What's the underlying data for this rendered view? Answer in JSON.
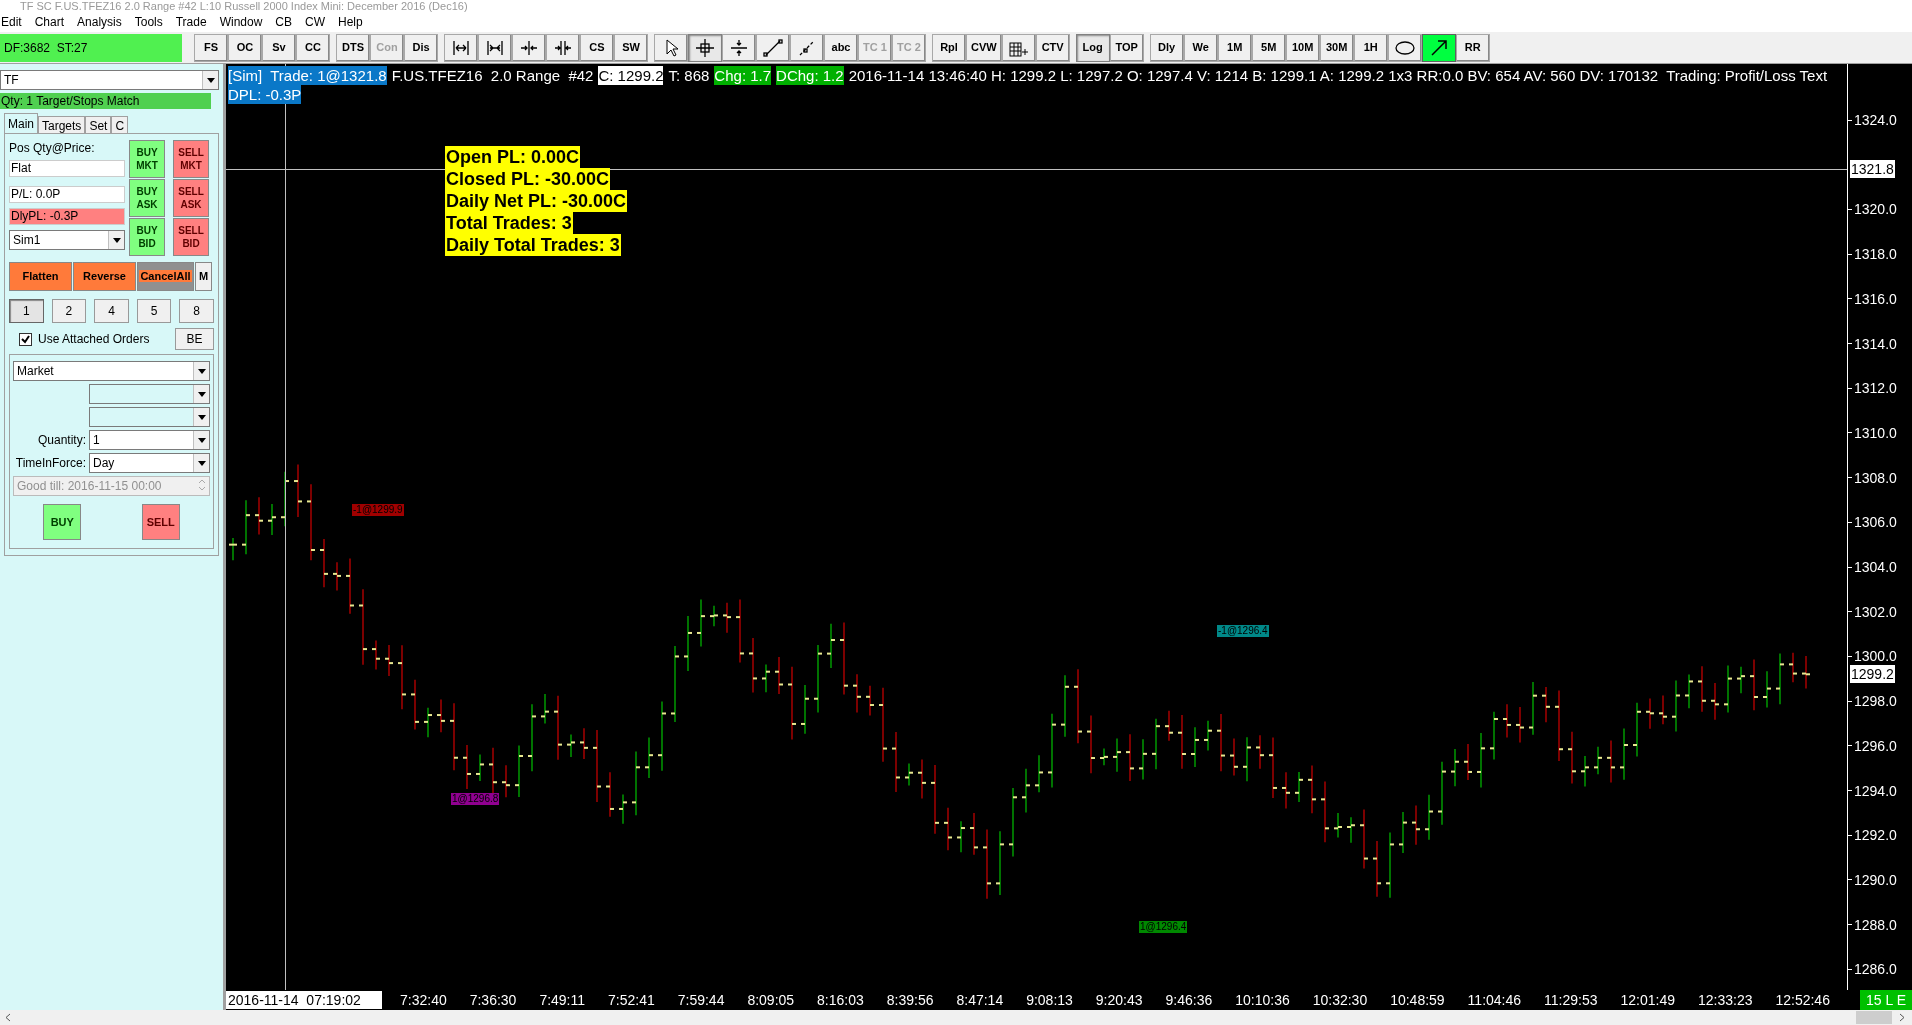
{
  "window": {
    "title": "TF  SC F.US.TFEZ16  2.0 Range  #42  L:10  Russell 2000 Index Mini: December 2016 (Dec16)"
  },
  "menu": [
    "Edit",
    "Chart",
    "Analysis",
    "Tools",
    "Trade",
    "Window",
    "CB",
    "CW",
    "Help"
  ],
  "toolbar": {
    "status": "DF:3682  ST:27",
    "groups": [
      [
        {
          "kind": "text",
          "label": "FS",
          "disabled": false,
          "selected": false
        },
        {
          "kind": "text",
          "label": "OC",
          "disabled": false,
          "selected": false
        },
        {
          "kind": "text",
          "label": "Sv",
          "disabled": false,
          "selected": false
        },
        {
          "kind": "text",
          "label": "CC",
          "disabled": false,
          "selected": false
        }
      ],
      [
        {
          "kind": "text",
          "label": "DTS",
          "disabled": false,
          "selected": false
        },
        {
          "kind": "text",
          "label": "Con",
          "disabled": true,
          "selected": false
        },
        {
          "kind": "text",
          "label": "Dis",
          "disabled": false,
          "selected": false
        }
      ],
      [
        {
          "kind": "icon",
          "selected": false
        },
        {
          "kind": "icon",
          "selected": false
        },
        {
          "kind": "icon",
          "selected": false
        },
        {
          "kind": "icon",
          "selected": false
        },
        {
          "kind": "text",
          "label": "CS",
          "disabled": false,
          "selected": false
        },
        {
          "kind": "text",
          "label": "SW",
          "disabled": false,
          "selected": false
        }
      ],
      [
        {
          "kind": "icon",
          "selected": false
        },
        {
          "kind": "icon",
          "selected": true
        },
        {
          "kind": "icon",
          "selected": false
        },
        {
          "kind": "icon",
          "selected": false
        },
        {
          "kind": "icon",
          "selected": false
        },
        {
          "kind": "text",
          "label": "abc",
          "disabled": false,
          "selected": false
        },
        {
          "kind": "text",
          "label": "TC 1",
          "disabled": true,
          "selected": false
        },
        {
          "kind": "text",
          "label": "TC 2",
          "disabled": true,
          "selected": false
        }
      ],
      [
        {
          "kind": "text",
          "label": "Rpl",
          "disabled": false,
          "selected": false
        },
        {
          "kind": "text",
          "label": "CVW",
          "disabled": false,
          "selected": false
        },
        {
          "kind": "icon",
          "selected": false
        },
        {
          "kind": "text",
          "label": "CTV",
          "disabled": false,
          "selected": false
        }
      ],
      [
        {
          "kind": "text",
          "label": "Log",
          "disabled": false,
          "selected": true
        },
        {
          "kind": "text",
          "label": "TOP",
          "disabled": false,
          "selected": false
        }
      ],
      [
        {
          "kind": "text",
          "label": "Dly",
          "disabled": false,
          "selected": false
        },
        {
          "kind": "text",
          "label": "We",
          "disabled": false,
          "selected": false
        },
        {
          "kind": "text",
          "label": "1M",
          "disabled": false,
          "selected": false
        },
        {
          "kind": "text",
          "label": "5M",
          "disabled": false,
          "selected": false
        },
        {
          "kind": "text",
          "label": "10M",
          "disabled": false,
          "selected": false
        },
        {
          "kind": "text",
          "label": "30M",
          "disabled": false,
          "selected": false
        },
        {
          "kind": "text",
          "label": "1H",
          "disabled": false,
          "selected": false
        },
        {
          "kind": "icon",
          "selected": false
        },
        {
          "kind": "icon",
          "selected": true
        },
        {
          "kind": "text",
          "label": "RR",
          "disabled": false,
          "selected": false
        }
      ]
    ]
  },
  "trade_panel": {
    "symbol": "TF",
    "status": "Qty: 1 Target/Stops Match",
    "tabs": [
      {
        "label": "Main",
        "selected": true
      },
      {
        "label": "Targets",
        "selected": false
      },
      {
        "label": "Set",
        "selected": false
      },
      {
        "label": "C",
        "selected": false
      }
    ],
    "position_label": "Pos Qty@Price:",
    "position": "Flat",
    "pl": "P/L: 0.0P",
    "daily_pl": "DlyPL: -0.3P",
    "account": "Sim1",
    "order_buttons": [
      {
        "kind": "buy",
        "label": "BUY\nMKT"
      },
      {
        "kind": "sell",
        "label": "SELL\nMKT"
      },
      {
        "kind": "buy",
        "label": "BUY\nASK"
      },
      {
        "kind": "sell",
        "label": "SELL\nASK"
      },
      {
        "kind": "buy",
        "label": "BUY\nBID"
      },
      {
        "kind": "sell",
        "label": "SELL\nBID"
      }
    ],
    "actions": [
      {
        "kind": "action",
        "label": "Flatten"
      },
      {
        "kind": "action",
        "label": "Reverse"
      },
      {
        "kind": "cancel",
        "label": "CancelAll"
      },
      {
        "kind": "plain",
        "label": "M"
      }
    ],
    "quantities": [
      {
        "label": "1",
        "selected": true
      },
      {
        "label": "2",
        "selected": false
      },
      {
        "label": "4",
        "selected": false
      },
      {
        "label": "5",
        "selected": false
      },
      {
        "label": "8",
        "selected": false
      }
    ],
    "attached_orders": {
      "label": "Use Attached Orders",
      "checked": true
    },
    "be": "BE",
    "order_type": "Market",
    "quantity_label": "Quantity:",
    "quantity": "1",
    "tif_label": "TimeInForce:",
    "tif": "Day",
    "good_till": "Good till: 2016-11-15 00:00",
    "buy": "BUY",
    "sell": "SELL"
  },
  "chart": {
    "header": [
      {
        "kind": "sim",
        "text": "[Sim]  Trade: 1@1321.8"
      },
      {
        "kind": "plain",
        "text": "F.US.TFEZ16  2.0 Range  #42"
      },
      {
        "kind": "close",
        "text": "C: 1299.2"
      },
      {
        "kind": "plain",
        "text": "T: 868"
      },
      {
        "kind": "change",
        "text": "Chg: 1.7"
      },
      {
        "kind": "change",
        "text": "DChg: 1.2"
      },
      {
        "kind": "plain",
        "text": "2016-11-14 13:46:40 H: 1299.2 L: 1297.2 O: 1297.4 V: 1214 B: 1299.1 A: 1299.2 1x3 RR:0.0 BV: 654 AV: 560 DV: 170132  Trading: Profit/Loss Text"
      }
    ],
    "dpl": "DPL: -0.3P",
    "pl_text": [
      "Open PL: 0.00C",
      "Closed PL: -30.00C",
      "Daily Net PL: -30.00C",
      "Total Trades: 3",
      "Daily Total Trades: 3"
    ],
    "fills": [
      {
        "text": "-1@1299.9",
        "color": "#a00000"
      },
      {
        "text": "1@1296.8",
        "color": "#900090"
      },
      {
        "text": "-1@1296.4",
        "color": "#008888"
      },
      {
        "text": "1@1296.4",
        "color": "#008800"
      }
    ],
    "price_labels": [
      "1324.0",
      "1320.0",
      "1318.0",
      "1316.0",
      "1314.0",
      "1312.0",
      "1310.0",
      "1308.0",
      "1306.0",
      "1304.0",
      "1302.0",
      "1300.0",
      "1298.0",
      "1296.0",
      "1294.0",
      "1292.0",
      "1290.0",
      "1288.0",
      "1286.0"
    ],
    "cursor_price": "1321.8",
    "last_price": "1299.2",
    "cursor_time": "2016-11-14  07:19:02",
    "time_labels": [
      "7:32:40",
      "7:36:30",
      "7:49:11",
      "7:52:41",
      "7:59:44",
      "8:09:05",
      "8:16:03",
      "8:39:56",
      "8:47:14",
      "9:08:13",
      "9:20:43",
      "9:46:36",
      "10:10:36",
      "10:32:30",
      "10:48:59",
      "11:04:46",
      "11:29:53",
      "12:01:49",
      "12:33:23",
      "12:52:46"
    ],
    "corner": "15 L E"
  }
}
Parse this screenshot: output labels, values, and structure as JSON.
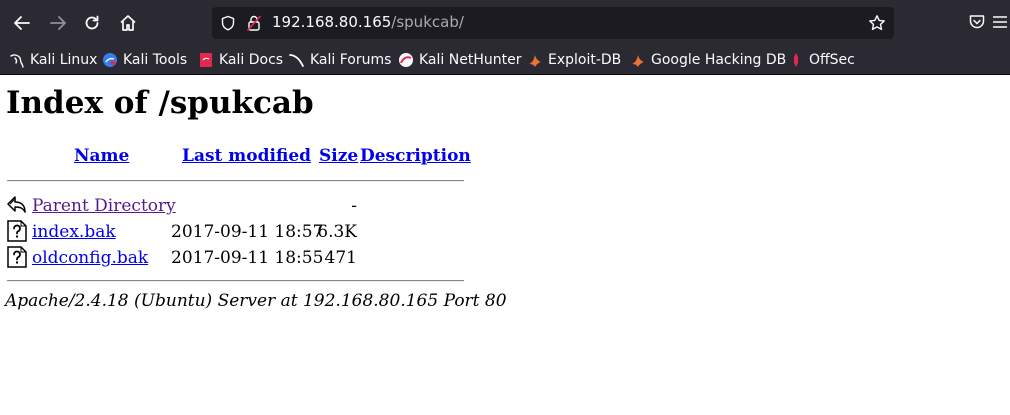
━━━
Given instruction: Extract, from the material above, each line holding the word "color".

Full solution:
        "color": "#a00000"
        "color": "#900090"
        "color": "#008888"
        "color": "#008800"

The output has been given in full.